**Work instructions:**
Make an exact copy of the records, with the pictures left out.

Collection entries
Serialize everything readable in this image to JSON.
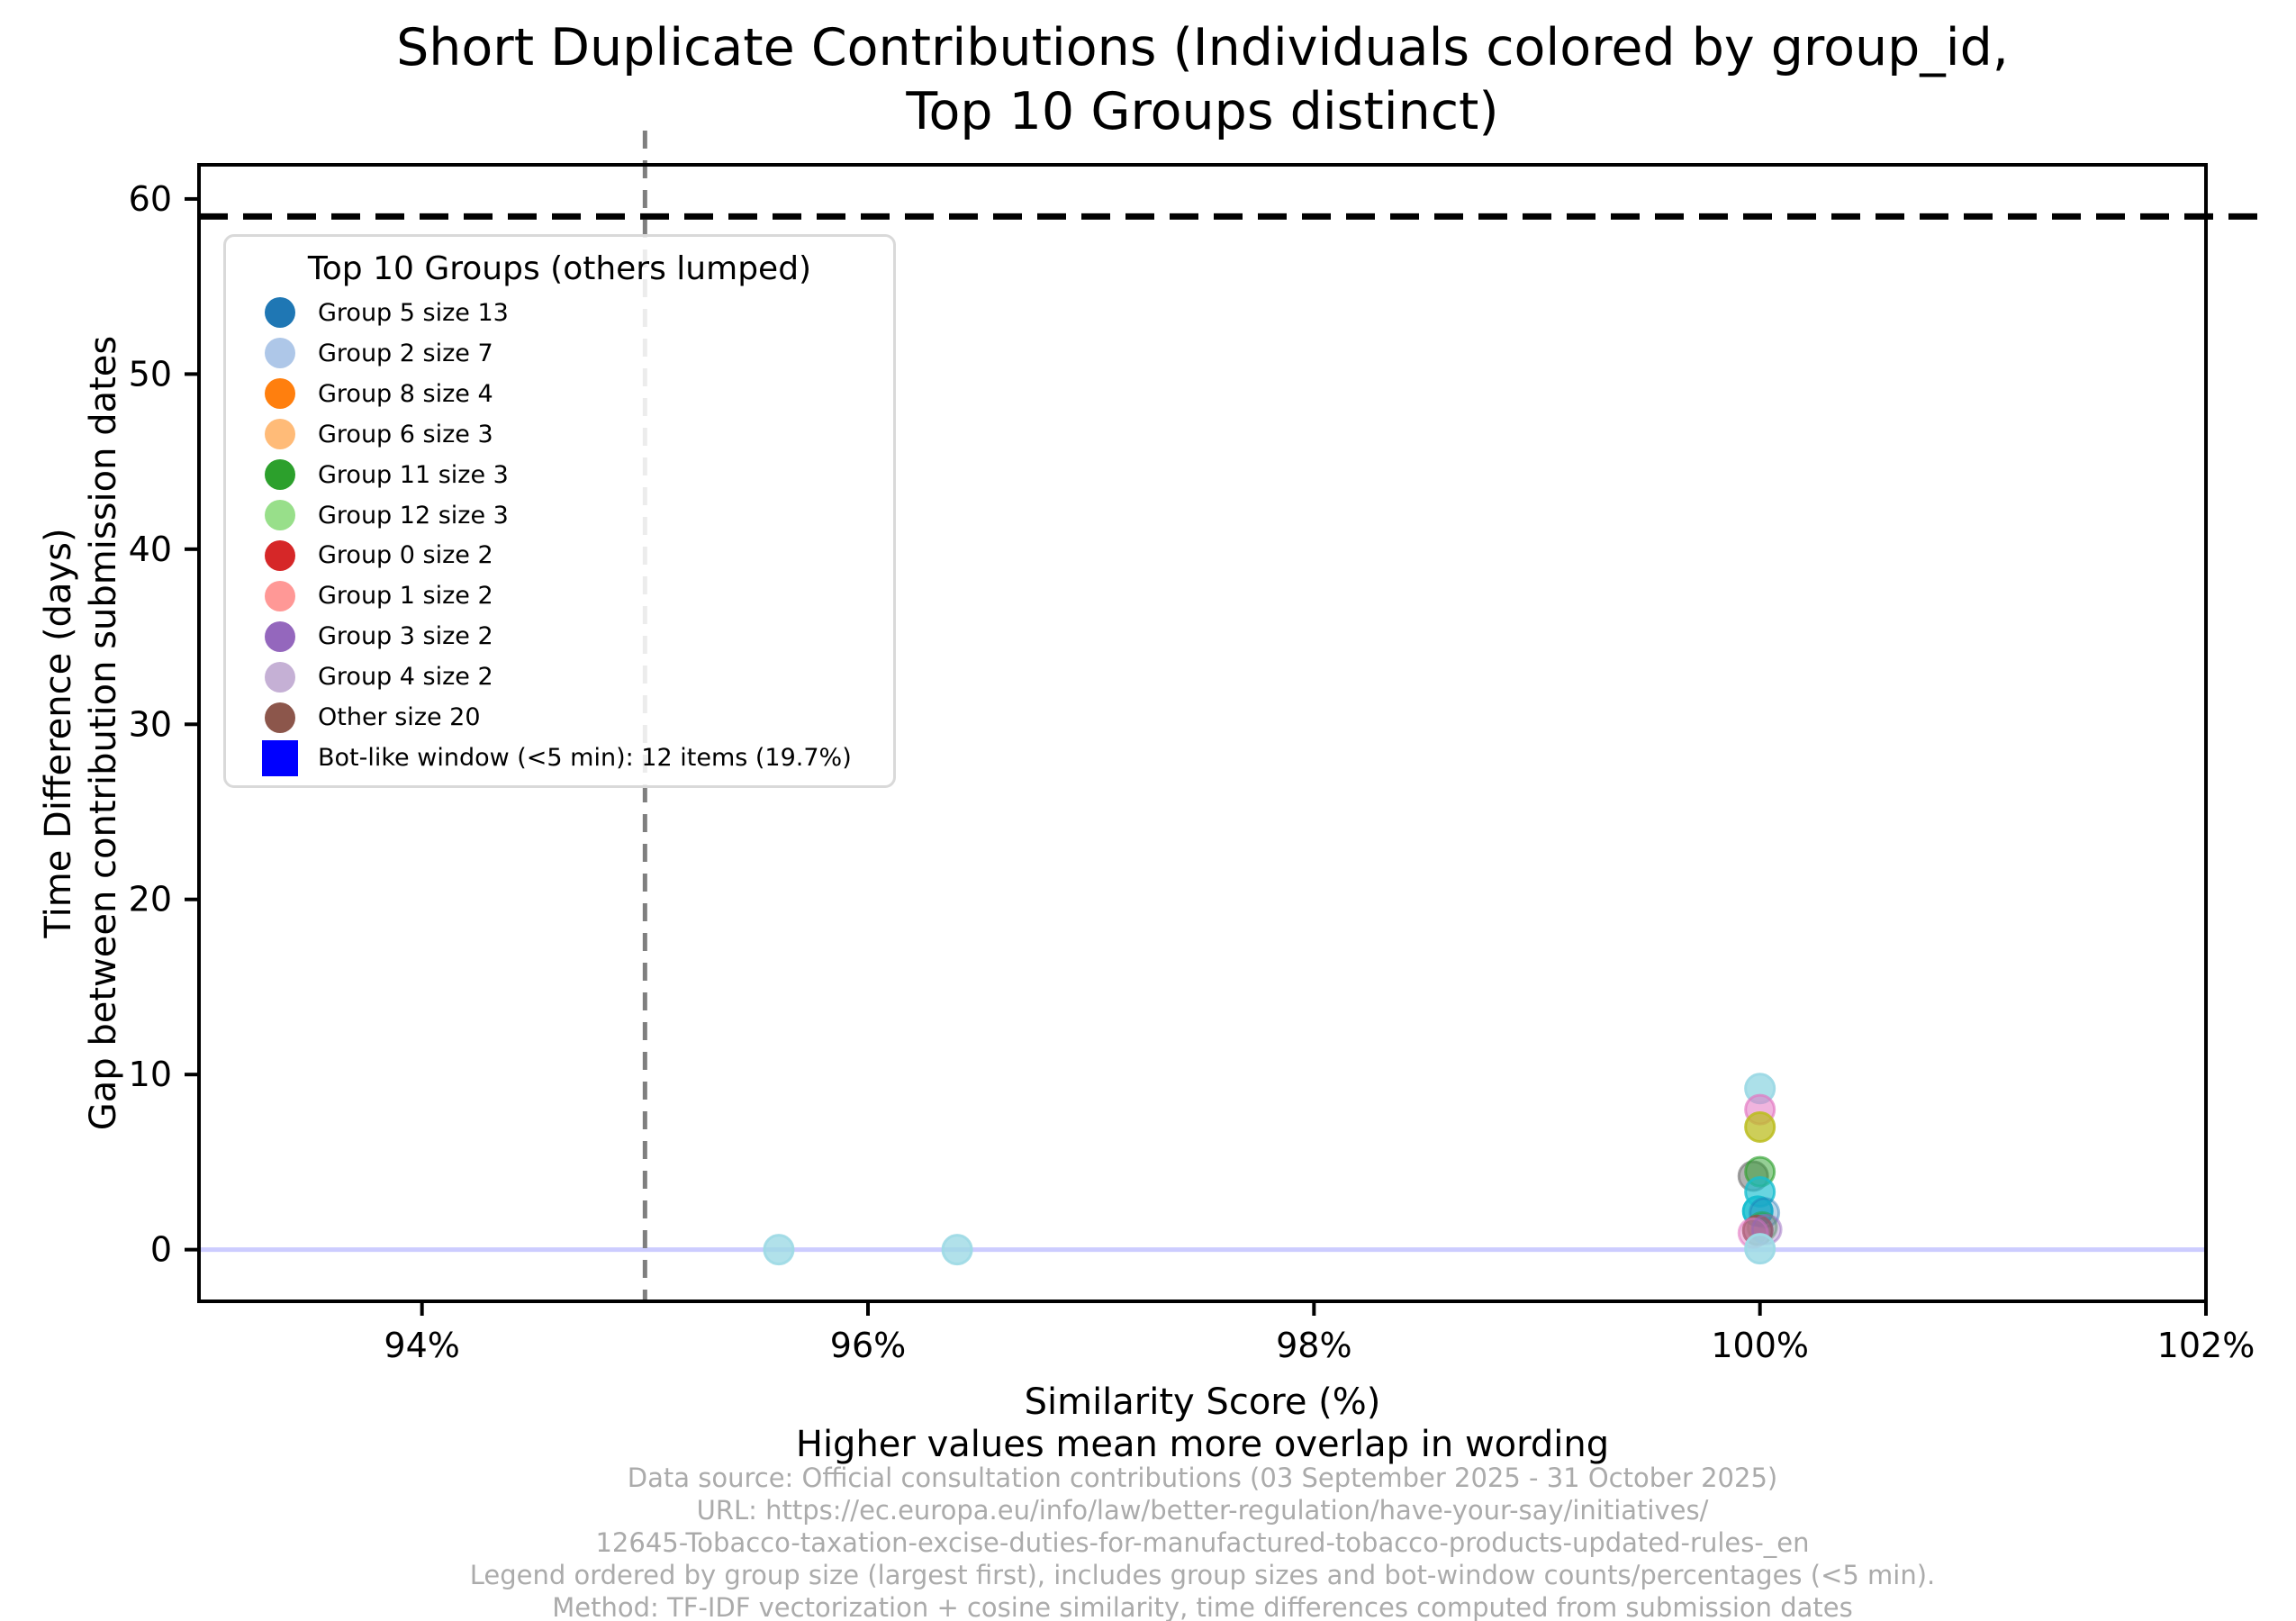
{
  "figure": {
    "title": "Short Duplicate Contributions (Individuals colored by group_id,\nTop 10 Groups distinct)"
  },
  "chart_data": {
    "type": "scatter",
    "title": "Short Duplicate Contributions (Individuals colored by group_id, Top 10 Groups distinct)",
    "xlabel": "Similarity Score (%)\nHigher values mean more overlap in wording",
    "ylabel": "Time Difference (days)\nGap between contribution submission dates",
    "xlim": [
      93,
      102
    ],
    "ylim": [
      -2.95,
      61.95
    ],
    "xticks": [
      94,
      96,
      98,
      100,
      102
    ],
    "xtick_labels": [
      "94%",
      "96%",
      "98%",
      "100%",
      "102%"
    ],
    "yticks": [
      0,
      10,
      20,
      30,
      40,
      50,
      60
    ],
    "ytick_labels": [
      "0",
      "10",
      "20",
      "30",
      "40",
      "50",
      "60"
    ],
    "grid": false,
    "legend_position": "upper left",
    "reference_lines": {
      "bot_threshold_days": 59,
      "similarity_threshold_pct": 95,
      "zero_line_days": 0
    },
    "colors": {
      "bot_threshold_line": "#000000",
      "similarity_threshold_line": "#7f7f7f",
      "zero_line": "#ccccff",
      "spine": "#000000",
      "footnote_text": "#ababab"
    },
    "marker_radius_px": 16,
    "points": [
      {
        "x": 95.6,
        "y": 0,
        "color": "#9edae5",
        "opacity": 0.8
      },
      {
        "x": 96.4,
        "y": 0,
        "color": "#9edae5",
        "opacity": 0.8
      },
      {
        "x": 100.0,
        "y": 9.2,
        "color": "#9edae5",
        "opacity": 0.85
      },
      {
        "x": 100.0,
        "y": 8.0,
        "color": "#e377c2",
        "opacity": 0.55
      },
      {
        "x": 100.0,
        "y": 7.0,
        "color": "#bcbd22",
        "opacity": 0.75
      },
      {
        "x": 99.97,
        "y": 4.2,
        "color": "#7f7f7f",
        "opacity": 0.6
      },
      {
        "x": 100.0,
        "y": 4.45,
        "color": "#2ca02c",
        "opacity": 0.5
      },
      {
        "x": 100.0,
        "y": 3.3,
        "color": "#17becf",
        "opacity": 0.65
      },
      {
        "x": 99.99,
        "y": 2.2,
        "color": "#17becf",
        "opacity": 0.85
      },
      {
        "x": 100.02,
        "y": 2.1,
        "color": "#1f77b4",
        "opacity": 0.3
      },
      {
        "x": 100.01,
        "y": 1.3,
        "color": "#2ca02c",
        "opacity": 0.3
      },
      {
        "x": 99.99,
        "y": 1.1,
        "color": "#8c564b",
        "opacity": 0.75
      },
      {
        "x": 99.97,
        "y": 0.95,
        "color": "#e377c2",
        "opacity": 0.45
      },
      {
        "x": 100.03,
        "y": 1.15,
        "color": "#9467bd",
        "opacity": 0.35
      },
      {
        "x": 100.0,
        "y": 0.05,
        "color": "#9edae5",
        "opacity": 0.85
      }
    ],
    "legend": {
      "title": "Top 10 Groups (others lumped)",
      "entries": [
        {
          "label": "Group 5 size 13",
          "color": "#1f77b4",
          "shape": "circle"
        },
        {
          "label": "Group 2 size 7",
          "color": "#aec7e8",
          "shape": "circle"
        },
        {
          "label": "Group 8 size 4",
          "color": "#ff7f0e",
          "shape": "circle"
        },
        {
          "label": "Group 6 size 3",
          "color": "#ffbb78",
          "shape": "circle"
        },
        {
          "label": "Group 11 size 3",
          "color": "#2ca02c",
          "shape": "circle"
        },
        {
          "label": "Group 12 size 3",
          "color": "#98df8a",
          "shape": "circle"
        },
        {
          "label": "Group 0 size 2",
          "color": "#d62728",
          "shape": "circle"
        },
        {
          "label": "Group 1 size 2",
          "color": "#ff9896",
          "shape": "circle"
        },
        {
          "label": "Group 3 size 2",
          "color": "#9467bd",
          "shape": "circle"
        },
        {
          "label": "Group 4 size 2",
          "color": "#c5b0d5",
          "shape": "circle"
        },
        {
          "label": "Other size 20",
          "color": "#8c564b",
          "shape": "circle"
        },
        {
          "label": "Bot-like window (<5 min): 12 items (19.7%)",
          "color": "#0000ff",
          "shape": "square"
        }
      ]
    }
  },
  "footnotes": {
    "lines": [
      "Data source: Official consultation contributions (03 September 2025 - 31 October 2025)",
      "URL: https://ec.europa.eu/info/law/better-regulation/have-your-say/initiatives/",
      "12645-Tobacco-taxation-excise-duties-for-manufactured-tobacco-products-updated-rules-_en",
      "Legend ordered by group size (largest first), includes group sizes and bot-window counts/percentages (<5 min).",
      "Method: TF-IDF vectorization + cosine similarity, time differences computed from submission dates"
    ]
  }
}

**The response:**
Serialize everything readable in this image to JSON.
{
  "figure": {
    "title": "Short Duplicate Contributions (Individuals colored by group_id,\nTop 10 Groups distinct)"
  },
  "chart_data": {
    "type": "scatter",
    "title": "Short Duplicate Contributions (Individuals colored by group_id, Top 10 Groups distinct)",
    "xlabel": "Similarity Score (%)\nHigher values mean more overlap in wording",
    "ylabel": "Time Difference (days)\nGap between contribution submission dates",
    "xlim": [
      93,
      102
    ],
    "ylim": [
      -2.95,
      61.95
    ],
    "xticks": [
      94,
      96,
      98,
      100,
      102
    ],
    "xtick_labels": [
      "94%",
      "96%",
      "98%",
      "100%",
      "102%"
    ],
    "yticks": [
      0,
      10,
      20,
      30,
      40,
      50,
      60
    ],
    "ytick_labels": [
      "0",
      "10",
      "20",
      "30",
      "40",
      "50",
      "60"
    ],
    "grid": false,
    "legend_position": "upper left",
    "reference_lines": {
      "bot_threshold_days": 59,
      "similarity_threshold_pct": 95,
      "zero_line_days": 0
    },
    "colors": {
      "bot_threshold_line": "#000000",
      "similarity_threshold_line": "#7f7f7f",
      "zero_line": "#ccccff",
      "spine": "#000000",
      "footnote_text": "#ababab"
    },
    "marker_radius_px": 16,
    "points": [
      {
        "x": 95.6,
        "y": 0,
        "color": "#9edae5",
        "opacity": 0.8
      },
      {
        "x": 96.4,
        "y": 0,
        "color": "#9edae5",
        "opacity": 0.8
      },
      {
        "x": 100.0,
        "y": 9.2,
        "color": "#9edae5",
        "opacity": 0.85
      },
      {
        "x": 100.0,
        "y": 8.0,
        "color": "#e377c2",
        "opacity": 0.55
      },
      {
        "x": 100.0,
        "y": 7.0,
        "color": "#bcbd22",
        "opacity": 0.75
      },
      {
        "x": 99.97,
        "y": 4.2,
        "color": "#7f7f7f",
        "opacity": 0.6
      },
      {
        "x": 100.0,
        "y": 4.45,
        "color": "#2ca02c",
        "opacity": 0.5
      },
      {
        "x": 100.0,
        "y": 3.3,
        "color": "#17becf",
        "opacity": 0.65
      },
      {
        "x": 99.99,
        "y": 2.2,
        "color": "#17becf",
        "opacity": 0.85
      },
      {
        "x": 100.02,
        "y": 2.1,
        "color": "#1f77b4",
        "opacity": 0.3
      },
      {
        "x": 100.01,
        "y": 1.3,
        "color": "#2ca02c",
        "opacity": 0.3
      },
      {
        "x": 99.99,
        "y": 1.1,
        "color": "#8c564b",
        "opacity": 0.75
      },
      {
        "x": 99.97,
        "y": 0.95,
        "color": "#e377c2",
        "opacity": 0.45
      },
      {
        "x": 100.03,
        "y": 1.15,
        "color": "#9467bd",
        "opacity": 0.35
      },
      {
        "x": 100.0,
        "y": 0.05,
        "color": "#9edae5",
        "opacity": 0.85
      }
    ],
    "legend": {
      "title": "Top 10 Groups (others lumped)",
      "entries": [
        {
          "label": "Group 5 size 13",
          "color": "#1f77b4",
          "shape": "circle"
        },
        {
          "label": "Group 2 size 7",
          "color": "#aec7e8",
          "shape": "circle"
        },
        {
          "label": "Group 8 size 4",
          "color": "#ff7f0e",
          "shape": "circle"
        },
        {
          "label": "Group 6 size 3",
          "color": "#ffbb78",
          "shape": "circle"
        },
        {
          "label": "Group 11 size 3",
          "color": "#2ca02c",
          "shape": "circle"
        },
        {
          "label": "Group 12 size 3",
          "color": "#98df8a",
          "shape": "circle"
        },
        {
          "label": "Group 0 size 2",
          "color": "#d62728",
          "shape": "circle"
        },
        {
          "label": "Group 1 size 2",
          "color": "#ff9896",
          "shape": "circle"
        },
        {
          "label": "Group 3 size 2",
          "color": "#9467bd",
          "shape": "circle"
        },
        {
          "label": "Group 4 size 2",
          "color": "#c5b0d5",
          "shape": "circle"
        },
        {
          "label": "Other size 20",
          "color": "#8c564b",
          "shape": "circle"
        },
        {
          "label": "Bot-like window (<5 min): 12 items (19.7%)",
          "color": "#0000ff",
          "shape": "square"
        }
      ]
    }
  },
  "footnotes": {
    "lines": [
      "Data source: Official consultation contributions (03 September 2025 - 31 October 2025)",
      "URL: https://ec.europa.eu/info/law/better-regulation/have-your-say/initiatives/",
      "12645-Tobacco-taxation-excise-duties-for-manufactured-tobacco-products-updated-rules-_en",
      "Legend ordered by group size (largest first), includes group sizes and bot-window counts/percentages (<5 min).",
      "Method: TF-IDF vectorization + cosine similarity, time differences computed from submission dates"
    ]
  }
}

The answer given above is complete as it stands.